> [REQUEST 1]: Return every line of the records from the one containing "field-label: 性别 (256, 230, 282, 248)" down to the one containing "input-field[interactable] (294, 279, 709, 315)", both included, unchanged.

> [SOURCE PASSAGE]:

>>>>>

CBSE Notes Class 7 Maths Chapter 8 Rational Numbers

A rational number is any number that can be expressed in the form $\frac{p}{q}$ , where p and q are integers, and $q\ne 0$ . Rational numbers include both positive and negative numbers as well as zero. They can be represented on a number line, with positive values to the right of zero and negative values to the left. Every fraction is a rational number, though not all rational numbers are positive. Rational numbers follow properties like closure, commutativity, and associativity under addition, subtraction, and multiplication. They also have additive and multiplicative identities: 0 and 1, respectively.

1.0Definitions

1. Natural Numbers (N): Counting numbers like 1, 2, 3, 4, etc., are called natural numbers, represented as N = {1, 2, 3, 4, ...}.
2. Whole Numbers (W): Adding 0 to the set of natural numbers gives us whole numbers: W = {0, 1, 2, 3, 4, ...}. Every natural number is a whole number, but 0 is the only whole number not classified as a natural number.
3. Integers (I or Z): Integers include all positive counting numbers, their negatives, and zero: Z = { ..., -3, -2, -1, 0, 1, 2, 3, ... }.
4. Rational Numbers (Q) : A rational number can be written as \frac{p}{q}  , where p and q are integers, and q \neq 0. For example, -\frac{5}{8} is a rational number. Here, p is the numerator and q is the denominator.

• Positive Rational Numbers: If both numerator and denominator are either positive or negative, the rational number is positive, e.g., $\frac{3}{5},\frac{-5}{-9}$ .
• Negative Rational Numbers: If either the numerator or the denominator is negative, the rational number is negative, e.g., $-\frac{3}{5},\frac{-7}{4}$.

2.0Properties of Rational Numbers

1. Equivalent Rational Numbers: For $\frac{p}{q}$  and any non-zero integer m, $\frac{p}{q}=\frac{p\times m}{q\times m}$.
2. Reducing to Simplest Form: Simplify $\frac{p}{q}$ by dividing both p and q by their HCF. $\frac{p}{q}=\frac{p÷m}{q÷m}$.
3. Standard Form: A rational number $\frac{p}{q}$ is in standard form when p and q have no common factors other than 1 (i.e., they are co-prime), and q is positive. This form ensures the simplest representation of the number.

3.0Rational Numbers on a Number Line

Rational numbers can be placed on a number line just like integers. Positive rational numbers lie to the right of zero, while negative rational numbers are to the left. Each rational number corresponds to a unique point, allowing us to visualize their relative values easily.

<<<<<

> [REQUEST 2]: Swap "set" for "collection" in everything from "1. Natural Numbers" down to "a natural number." in the rational numbers notes, and give that part again.

> [Layout dataset entries]:
>>>>>

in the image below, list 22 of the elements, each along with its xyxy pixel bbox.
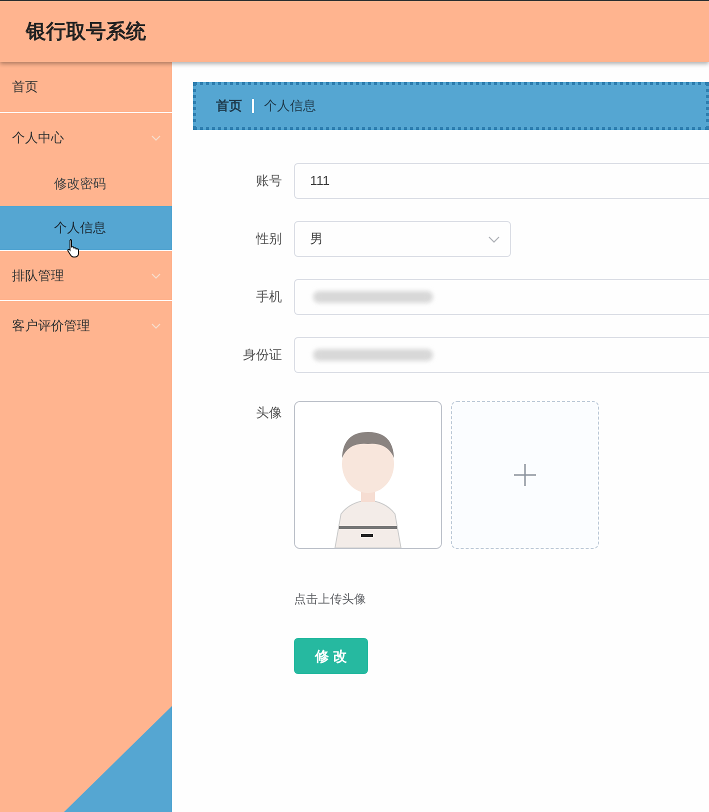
field-label: 性别 (256, 230, 282, 248)
chevron-down-icon (151, 272, 161, 278)
app-title: 银行取号系统 (26, 20, 146, 44)
input-field[interactable] (294, 337, 709, 373)
field-label: 头像 (256, 404, 282, 422)
pointer-cursor-icon (66, 238, 82, 258)
select-field[interactable]: 男 (294, 221, 511, 257)
chevron-down-icon (151, 322, 161, 328)
upload-box[interactable] (451, 401, 599, 549)
breadcrumb-item: 个人信息 (264, 97, 316, 116)
field-label: 账号 (256, 172, 282, 190)
menu-item[interactable]: 首页 (0, 62, 172, 112)
chevron-down-icon (151, 134, 161, 140)
input-field[interactable] (294, 279, 709, 315)
input-field[interactable]: 111 (294, 163, 709, 199)
submenu-item[interactable]: 修改密码 (0, 162, 172, 206)
upload-hint: 点击上传头像 (294, 592, 366, 606)
field-label: 身份证 (243, 346, 282, 364)
field-label: 手机 (256, 288, 282, 306)
plus-icon (514, 464, 536, 486)
chevron-down-icon (488, 236, 500, 242)
breadcrumb-item[interactable]: 首页 (216, 96, 242, 116)
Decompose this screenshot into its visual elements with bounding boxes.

<<<<<

> [ANSWER 1]:
field-label: 性别 (256, 230, 282, 248)
chevron-down-icon (151, 272, 161, 278)
app-title: 银行取号系统 (26, 20, 146, 44)
input-field[interactable] (294, 337, 709, 373)
field-label: 头像 (256, 404, 282, 422)
pointer-cursor-icon (66, 238, 82, 258)
select-field[interactable]: 男 (294, 221, 511, 257)
chevron-down-icon (151, 322, 161, 328)
upload-box[interactable] (451, 401, 599, 549)
breadcrumb-item: 个人信息 (264, 97, 316, 116)
field-label: 账号 (256, 172, 282, 190)
menu-item[interactable]: 首页 (0, 62, 172, 112)
chevron-down-icon (151, 134, 161, 140)
input-field[interactable] (294, 279, 709, 315)

> [ANSWER 2]:
1. Natural Numbers (N): Counting numbers like 1, 2, 3, 4, etc., are called natural numbers, represented as N = {1, 2, 3, 4, ...}.
2. Whole Numbers (W): Adding 0 to the collection of natural numbers gives us whole numbers: W = {0, 1, 2, 3, 4, ...}. Every natural number is a whole number, but 0 is the only whole number not classified as a natural number.